Identify all lines below that hold "September" and collect them.

________

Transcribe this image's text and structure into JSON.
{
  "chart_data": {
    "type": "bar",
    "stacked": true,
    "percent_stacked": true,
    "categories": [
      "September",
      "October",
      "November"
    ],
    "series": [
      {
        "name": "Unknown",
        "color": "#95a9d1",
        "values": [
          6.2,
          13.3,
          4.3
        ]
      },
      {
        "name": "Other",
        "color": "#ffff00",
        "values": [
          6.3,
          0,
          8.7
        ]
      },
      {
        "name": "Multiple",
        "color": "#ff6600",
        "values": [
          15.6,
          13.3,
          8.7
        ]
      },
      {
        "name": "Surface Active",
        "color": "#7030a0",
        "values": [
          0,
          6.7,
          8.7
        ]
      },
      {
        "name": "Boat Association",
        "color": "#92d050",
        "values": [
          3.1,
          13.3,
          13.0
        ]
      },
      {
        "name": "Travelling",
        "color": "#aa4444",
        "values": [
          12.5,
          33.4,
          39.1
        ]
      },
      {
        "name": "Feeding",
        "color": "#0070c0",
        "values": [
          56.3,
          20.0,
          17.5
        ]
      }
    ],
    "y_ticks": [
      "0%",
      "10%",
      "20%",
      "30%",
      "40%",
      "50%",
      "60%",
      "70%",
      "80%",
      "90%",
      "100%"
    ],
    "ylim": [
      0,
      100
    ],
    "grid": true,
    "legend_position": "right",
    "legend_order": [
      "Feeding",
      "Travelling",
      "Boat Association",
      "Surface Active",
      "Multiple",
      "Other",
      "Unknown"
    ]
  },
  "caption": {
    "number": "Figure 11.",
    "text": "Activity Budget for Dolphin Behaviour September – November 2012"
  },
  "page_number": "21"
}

________

• FULL ANSWER
      "September",
    "text": "Activity Budget for Dolphin Behaviour September – November 2012"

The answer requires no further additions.